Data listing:
..........
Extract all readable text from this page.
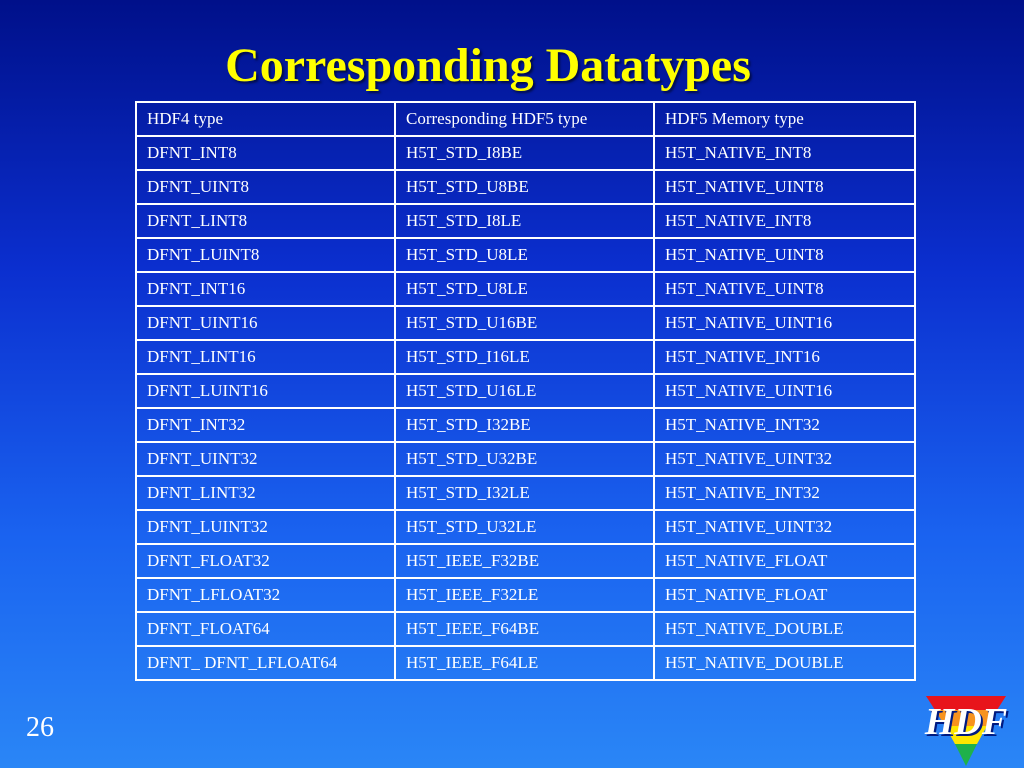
Corresponding Datatypes
HDF4 type	Corresponding HDF5 type	HDF5 Memory type
DFNT_INT8	H5T_STD_I8BE	H5T_NATIVE_INT8
DFNT_UINT8	H5T_STD_U8BE	H5T_NATIVE_UINT8
DFNT_LINT8	H5T_STD_I8LE	H5T_NATIVE_INT8
DFNT_LUINT8	H5T_STD_U8LE	H5T_NATIVE_UINT8
DFNT_INT16	H5T_STD_U8LE	H5T_NATIVE_UINT8
DFNT_UINT16	H5T_STD_U16BE	H5T_NATIVE_UINT16
DFNT_LINT16	H5T_STD_I16LE	H5T_NATIVE_INT16
DFNT_LUINT16	H5T_STD_U16LE	H5T_NATIVE_UINT16
DFNT_INT32	H5T_STD_I32BE	H5T_NATIVE_INT32
DFNT_UINT32	H5T_STD_U32BE	H5T_NATIVE_UINT32
DFNT_LINT32	H5T_STD_I32LE	H5T_NATIVE_INT32
DFNT_LUINT32	H5T_STD_U32LE	H5T_NATIVE_UINT32
DFNT_FLOAT32	H5T_IEEE_F32BE	H5T_NATIVE_FLOAT
DFNT_LFLOAT32	H5T_IEEE_F32LE	H5T_NATIVE_FLOAT
DFNT_FLOAT64	H5T_IEEE_F64BE	H5T_NATIVE_DOUBLE
DFNT_ DFNT_LFLOAT64	H5T_IEEE_F64LE	H5T_NATIVE_DOUBLE
26	HDF
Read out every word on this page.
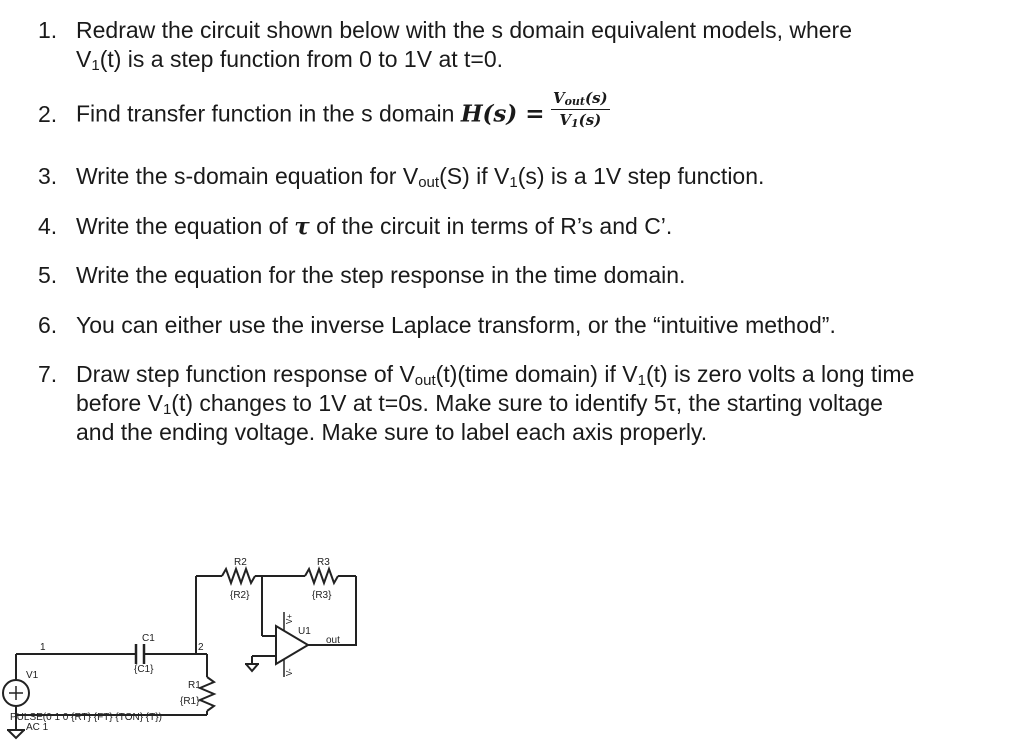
1. Redraw the circuit shown below with the s domain equivalent models, where
$V_1(t)$ is a step function from 0 to 1V at t=0.
2. Find transfer function in the s domain $H(s) = \frac{V_{out}(s)}{V_1(s)}$
3. Write the s-domain equation for $V_{out}(S)$ if $V_1(s)$ is a 1V step function.
4. Write the equation of τ of the circuit in terms of R’s and C’.
5. Write the equation for the step response in the time domain.
6. You can either use the inverse Laplace transform, or the “intuitive method”.
7. Draw step function response of $V_{out}(t)(time$ domain) if $V_1(t)$ is zero volts a long time
before $V_1(t)$ changes to 1V at t=0s. Make sure to identify 5τ, the starting voltage
and the ending voltage. Make sure to label each axis properly.
R2
{R2}
R3
{R3}
U1
out
C1
{C1}
1	2
R1
{R1}
V1
PULSE(0 1 0 {RT} {FT} {TON} {T})
AC 1
V+
V-
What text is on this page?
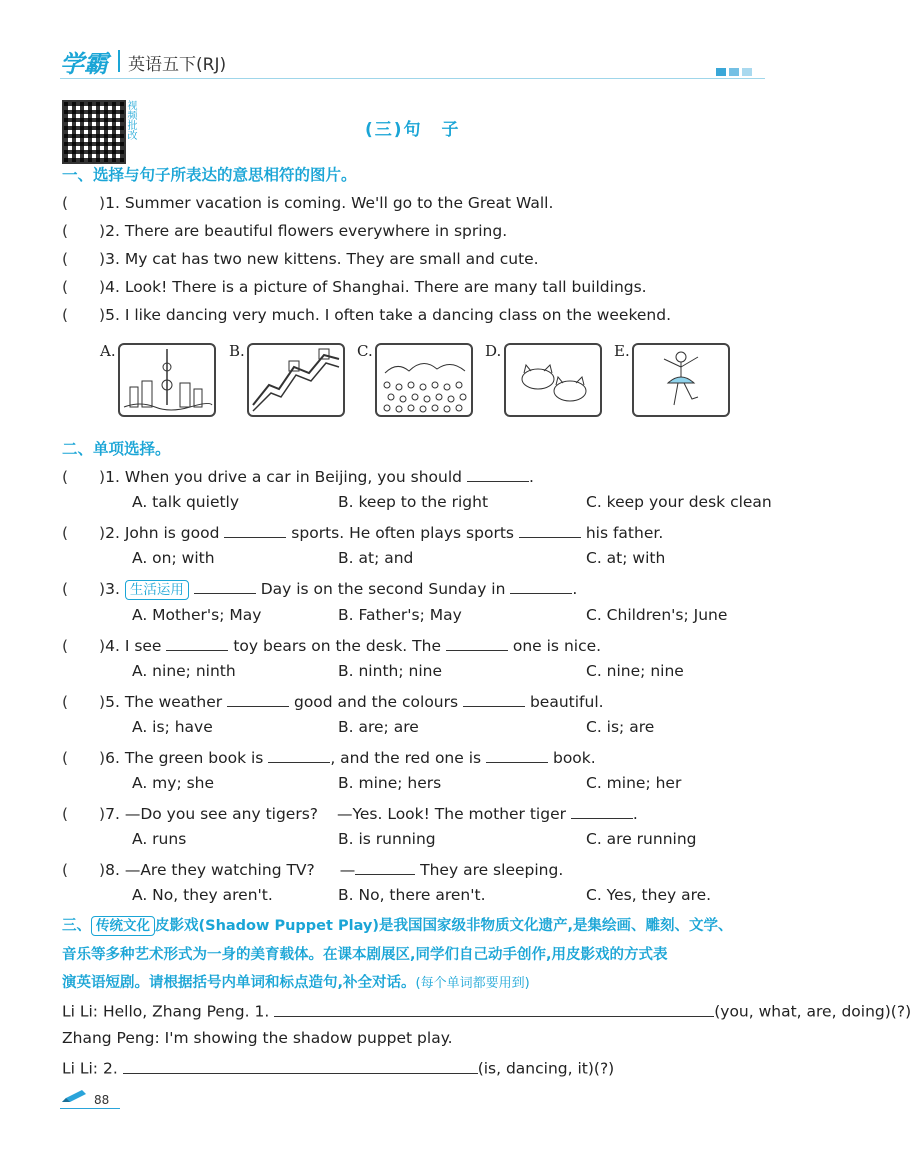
学霸 英语五下(RJ)
视频批改	(三)句　子
一、选择与句子所表达的意思相符的图片。
(　　)1. Summer vacation is coming. We'll go to the Great Wall.
(　　)2. There are beautiful flowers everywhere in spring.
(　　)3. My cat has two new kittens. They are small and cute.
(　　)4. Look! There is a picture of Shanghai. There are many tall buildings.
(　　)5. I like dancing very much. I often take a dancing class on the weekend.
A.	B.	C.	D.	E.
二、单项选择。
(　　)1. When you drive a car in Beijing, you should	.
A. talk quietly	B. keep to the right	C. keep your desk clean
(　　)2. John is good	sports. He often plays sports	his father.
A. on; with	B. at; and	C. at; with
(　　)3. 生活运用	Day is on the second Sunday in	.
A. Mother's; May	B. Father's; May	C. Children's; June
(　　)4. I see	toy bears on the desk. The	one is nice.
A. nine; ninth	B. ninth; nine	C. nine; nine
(　　)5. The weather	good and the colours	beautiful.
A. is; have	B. are; are	C. is; are
(　　)6. The green book is	, and the red one is	book.
A. my; she	B. mine; hers	C. mine; her
(　　)7. —Do you see any tigers? —Yes. Look! The mother tiger	.
A. runs	B. is running	C. are running
(　　)8. —Are they watching TV? —	They are sleeping.
A. No, they aren't.	B. No, there aren't.	C. Yes, they are.
三、 传统文化 皮影戏(Shadow Puppet Play)是我国国家级非物质文化遗产,是集绘画、雕刻、文学、
音乐等多种艺术形式为一身的美育载体。在课本剧展区,同学们自己动手创作,用皮影戏的方式表
演英语短剧。请根据括号内单词和标点造句,补全对话。(每个单词都要用到)
Li Li: Hello, Zhang Peng. 1.	(you, what, are, doing)(?)
Zhang Peng: I'm showing the shadow puppet play.
Li Li: 2.	(is, dancing, it)(?)
88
..........
» **TASK TO CARRY OUT**
Return, unchanged, the lines from the one containing "What text is on this page?" down to the end of the entries above, inclusive. Images are left out.

» **PROBLEM SOLUTION**
What text is on this page?
学霸 英语五下(RJ)
视频批改	(三)句　子
一、选择与句子所表达的意思相符的图片。
(　　)1. Summer vacation is coming. We'll go to the Great Wall.
(　　)2. There are beautiful flowers everywhere in spring.
(　　)3. My cat has two new kittens. They are small and cute.
(　　)4. Look! There is a picture of Shanghai. There are many tall buildings.
(　　)5. I like dancing very much. I often take a dancing class on the weekend.
A.	B.	C.	D.	E.
二、单项选择。
(　　)1. When you drive a car in Beijing, you should	.
A. talk quietly	B. keep to the right	C. keep your desk clean
(　　)2. John is good	sports. He often plays sports	his father.
A. on; with	B. at; and	C. at; with
(　　)3. 生活运用	Day is on the second Sunday in	.
A. Mother's; May	B. Father's; May	C. Children's; June
(　　)4. I see	toy bears on the desk. The	one is nice.
A. nine; ninth	B. ninth; nine	C. nine; nine
(　　)5. The weather	good and the colours	beautiful.
A. is; have	B. are; are	C. is; are
(　　)6. The green book is	, and the red one is	book.
A. my; she	B. mine; hers	C. mine; her
(　　)7. —Do you see any tigers? —Yes. Look! The mother tiger	.
A. runs	B. is running	C. are running
(　　)8. —Are they watching TV? —	They are sleeping.
A. No, they aren't.	B. No, there aren't.	C. Yes, they are.
三、 传统文化 皮影戏(Shadow Puppet Play)是我国国家级非物质文化遗产,是集绘画、雕刻、文学、
音乐等多种艺术形式为一身的美育载体。在课本剧展区,同学们自己动手创作,用皮影戏的方式表
演英语短剧。请根据括号内单词和标点造句,补全对话。(每个单词都要用到)
Li Li: Hello, Zhang Peng. 1.	(you, what, are, doing)(?)
Zhang Peng: I'm showing the shadow puppet play.
Li Li: 2.	(is, dancing, it)(?)
88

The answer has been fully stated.